- Required work -
Copy out each line exactly as it appears.

____ Data to use

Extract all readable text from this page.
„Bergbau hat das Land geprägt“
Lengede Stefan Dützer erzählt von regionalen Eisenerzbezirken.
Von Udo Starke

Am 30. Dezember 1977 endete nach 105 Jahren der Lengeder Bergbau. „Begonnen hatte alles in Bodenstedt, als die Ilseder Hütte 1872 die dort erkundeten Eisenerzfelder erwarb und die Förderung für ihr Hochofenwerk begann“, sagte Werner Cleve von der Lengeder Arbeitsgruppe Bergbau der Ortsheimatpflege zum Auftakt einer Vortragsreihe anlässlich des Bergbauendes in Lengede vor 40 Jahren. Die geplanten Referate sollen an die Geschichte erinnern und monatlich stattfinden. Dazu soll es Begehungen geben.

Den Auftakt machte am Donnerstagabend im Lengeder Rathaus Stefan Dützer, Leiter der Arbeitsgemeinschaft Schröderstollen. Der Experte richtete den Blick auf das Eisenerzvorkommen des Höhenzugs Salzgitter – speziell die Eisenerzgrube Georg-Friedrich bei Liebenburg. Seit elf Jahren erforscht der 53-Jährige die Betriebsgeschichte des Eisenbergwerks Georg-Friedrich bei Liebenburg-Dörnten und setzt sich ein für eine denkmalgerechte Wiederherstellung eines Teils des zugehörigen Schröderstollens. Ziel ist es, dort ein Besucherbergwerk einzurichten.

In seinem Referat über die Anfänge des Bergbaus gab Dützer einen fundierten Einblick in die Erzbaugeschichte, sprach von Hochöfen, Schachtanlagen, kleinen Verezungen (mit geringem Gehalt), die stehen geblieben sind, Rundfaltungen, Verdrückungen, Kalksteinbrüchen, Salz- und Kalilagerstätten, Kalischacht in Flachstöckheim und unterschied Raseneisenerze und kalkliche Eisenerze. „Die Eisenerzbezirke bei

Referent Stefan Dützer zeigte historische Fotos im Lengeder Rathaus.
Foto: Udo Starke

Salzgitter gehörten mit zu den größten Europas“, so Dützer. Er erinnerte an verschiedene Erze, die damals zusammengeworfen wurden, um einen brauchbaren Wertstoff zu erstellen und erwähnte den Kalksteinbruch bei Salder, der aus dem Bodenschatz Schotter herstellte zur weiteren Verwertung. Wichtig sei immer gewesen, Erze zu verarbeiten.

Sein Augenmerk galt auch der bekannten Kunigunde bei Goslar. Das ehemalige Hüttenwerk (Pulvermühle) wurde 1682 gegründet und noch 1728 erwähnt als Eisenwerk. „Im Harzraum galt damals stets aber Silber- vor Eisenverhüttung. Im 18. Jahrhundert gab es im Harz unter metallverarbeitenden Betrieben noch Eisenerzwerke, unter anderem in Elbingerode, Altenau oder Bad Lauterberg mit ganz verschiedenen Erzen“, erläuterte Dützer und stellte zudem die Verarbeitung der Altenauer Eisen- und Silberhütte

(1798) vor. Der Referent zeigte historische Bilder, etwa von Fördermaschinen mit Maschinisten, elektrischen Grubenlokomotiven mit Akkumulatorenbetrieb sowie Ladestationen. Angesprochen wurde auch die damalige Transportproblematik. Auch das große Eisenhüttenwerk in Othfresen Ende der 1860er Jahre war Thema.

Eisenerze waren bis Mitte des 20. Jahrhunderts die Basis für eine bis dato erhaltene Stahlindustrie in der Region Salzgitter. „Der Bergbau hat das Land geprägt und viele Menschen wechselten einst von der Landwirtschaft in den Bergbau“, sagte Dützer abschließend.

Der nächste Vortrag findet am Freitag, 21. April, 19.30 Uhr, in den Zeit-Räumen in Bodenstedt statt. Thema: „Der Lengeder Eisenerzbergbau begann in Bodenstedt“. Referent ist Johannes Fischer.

________

- Reply -
Extract all readable text from this page.
„Bergbau hat das Land geprägt“
Lengede Stefan Dützer erzählt von regionalen Eisenerzbezirken.
Von Udo Starke

Am 30. Dezember 1977 endete nach 105 Jahren der Lengeder Bergbau. „Begonnen hatte alles in Bodenstedt, als die Ilseder Hütte 1872 die dort erkundeten Eisenerzfelder erwarb und die Förderung für ihr Hochofenwerk begann“, sagte Werner Cleve von der Lengeder Arbeitsgruppe Bergbau der Ortsheimatpflege zum Auftakt einer Vortragsreihe anlässlich des Bergbauendes in Lengede vor 40 Jahren. Die geplanten Referate sollen an die Geschichte erinnern und monatlich stattfinden. Dazu soll es Begehungen geben.

Den Auftakt machte am Donnerstagabend im Lengeder Rathaus Stefan Dützer, Leiter der Arbeitsgemeinschaft Schröderstollen. Der Experte richtete den Blick auf das Eisenerzvorkommen des Höhenzugs Salzgitter – speziell die Eisenerzgrube Georg-Friedrich bei Liebenburg. Seit elf Jahren erforscht der 53-Jährige die Betriebsgeschichte des Eisenbergwerks Georg-Friedrich bei Liebenburg-Dörnten und setzt sich ein für eine denkmalgerechte Wiederherstellung eines Teils des zugehörigen Schröderstollens. Ziel ist es, dort ein Besucherbergwerk einzurichten.

In seinem Referat über die Anfänge des Bergbaus gab Dützer einen fundierten Einblick in die Erzbaugeschichte, sprach von Hochöfen, Schachtanlagen, kleinen Verezungen (mit geringem Gehalt), die stehen geblieben sind, Rundfaltungen, Verdrückungen, Kalksteinbrüchen, Salz- und Kalilagerstätten, Kalischacht in Flachstöckheim und unterschied Raseneisenerze und kalkliche Eisenerze. „Die Eisenerzbezirke bei

Referent Stefan Dützer zeigte historische Fotos im Lengeder Rathaus.
Foto: Udo Starke

Salzgitter gehörten mit zu den größten Europas“, so Dützer. Er erinnerte an verschiedene Erze, die damals zusammengeworfen wurden, um einen brauchbaren Wertstoff zu erstellen und erwähnte den Kalksteinbruch bei Salder, der aus dem Bodenschatz Schotter herstellte zur weiteren Verwertung. Wichtig sei immer gewesen, Erze zu verarbeiten.

Sein Augenmerk galt auch der bekannten Kunigunde bei Goslar. Das ehemalige Hüttenwerk (Pulvermühle) wurde 1682 gegründet und noch 1728 erwähnt als Eisenwerk. „Im Harzraum galt damals stets aber Silber- vor Eisenverhüttung. Im 18. Jahrhundert gab es im Harz unter metallverarbeitenden Betrieben noch Eisenerzwerke, unter anderem in Elbingerode, Altenau oder Bad Lauterberg mit ganz verschiedenen Erzen“, erläuterte Dützer und stellte zudem die Verarbeitung der Altenauer Eisen- und Silberhütte

(1798) vor. Der Referent zeigte historische Bilder, etwa von Fördermaschinen mit Maschinisten, elektrischen Grubenlokomotiven mit Akkumulatorenbetrieb sowie Ladestationen. Angesprochen wurde auch die damalige Transportproblematik. Auch das große Eisenhüttenwerk in Othfresen Ende der 1860er Jahre war Thema.

Eisenerze waren bis Mitte des 20. Jahrhunderts die Basis für eine bis dato erhaltene Stahlindustrie in der Region Salzgitter. „Der Bergbau hat das Land geprägt und viele Menschen wechselten einst von der Landwirtschaft in den Bergbau“, sagte Dützer abschließend.

Der nächste Vortrag findet am Freitag, 21. April, 19.30 Uhr, in den Zeit-Räumen in Bodenstedt statt. Thema: „Der Lengeder Eisenerzbergbau begann in Bodenstedt“. Referent ist Johannes Fischer.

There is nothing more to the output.